### Written exercise
Determine how many lines in these records hold "Address". Only the number is wanted.

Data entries
>>>>

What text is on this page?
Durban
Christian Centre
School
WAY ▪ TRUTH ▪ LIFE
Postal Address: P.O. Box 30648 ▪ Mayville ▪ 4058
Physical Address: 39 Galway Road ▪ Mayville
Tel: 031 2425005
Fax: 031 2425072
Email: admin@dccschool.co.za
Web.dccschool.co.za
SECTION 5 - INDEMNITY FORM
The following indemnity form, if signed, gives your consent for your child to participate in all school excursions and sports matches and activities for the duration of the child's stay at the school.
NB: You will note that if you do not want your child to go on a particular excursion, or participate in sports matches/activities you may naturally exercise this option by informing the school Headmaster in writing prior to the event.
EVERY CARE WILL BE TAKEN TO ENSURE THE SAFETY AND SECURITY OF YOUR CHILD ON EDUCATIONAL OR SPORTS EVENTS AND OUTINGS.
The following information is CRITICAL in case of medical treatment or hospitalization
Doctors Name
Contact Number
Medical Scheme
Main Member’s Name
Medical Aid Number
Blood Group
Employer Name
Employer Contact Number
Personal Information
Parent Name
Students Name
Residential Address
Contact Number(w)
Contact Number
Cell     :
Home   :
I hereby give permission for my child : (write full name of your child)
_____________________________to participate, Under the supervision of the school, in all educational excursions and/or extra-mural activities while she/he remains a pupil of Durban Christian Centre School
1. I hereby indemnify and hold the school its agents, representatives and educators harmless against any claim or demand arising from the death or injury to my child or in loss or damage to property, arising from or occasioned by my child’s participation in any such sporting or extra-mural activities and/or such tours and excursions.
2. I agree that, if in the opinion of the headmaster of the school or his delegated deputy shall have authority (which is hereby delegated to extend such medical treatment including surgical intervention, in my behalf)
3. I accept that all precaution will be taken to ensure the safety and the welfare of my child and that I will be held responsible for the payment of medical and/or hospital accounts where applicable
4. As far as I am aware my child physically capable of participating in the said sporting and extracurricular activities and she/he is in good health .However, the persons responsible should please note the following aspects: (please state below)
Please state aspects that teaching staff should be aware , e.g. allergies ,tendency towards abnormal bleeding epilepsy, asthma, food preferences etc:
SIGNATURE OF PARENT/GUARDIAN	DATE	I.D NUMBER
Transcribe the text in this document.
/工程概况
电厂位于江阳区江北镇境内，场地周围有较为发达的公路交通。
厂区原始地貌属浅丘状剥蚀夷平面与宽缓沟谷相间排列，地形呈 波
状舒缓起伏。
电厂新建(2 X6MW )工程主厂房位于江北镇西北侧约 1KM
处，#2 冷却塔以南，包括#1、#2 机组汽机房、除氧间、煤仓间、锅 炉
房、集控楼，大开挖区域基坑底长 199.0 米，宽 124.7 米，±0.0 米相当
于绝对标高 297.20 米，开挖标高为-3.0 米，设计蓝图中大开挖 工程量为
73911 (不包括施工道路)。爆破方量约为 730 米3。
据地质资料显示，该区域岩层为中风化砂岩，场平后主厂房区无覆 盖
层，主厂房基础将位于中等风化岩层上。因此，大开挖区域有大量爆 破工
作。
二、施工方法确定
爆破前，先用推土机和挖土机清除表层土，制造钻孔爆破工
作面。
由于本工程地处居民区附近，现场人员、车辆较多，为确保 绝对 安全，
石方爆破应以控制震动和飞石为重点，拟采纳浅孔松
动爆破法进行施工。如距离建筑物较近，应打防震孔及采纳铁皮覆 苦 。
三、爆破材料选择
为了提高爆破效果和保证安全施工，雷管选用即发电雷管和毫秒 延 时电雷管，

<<<<

### Correct response
3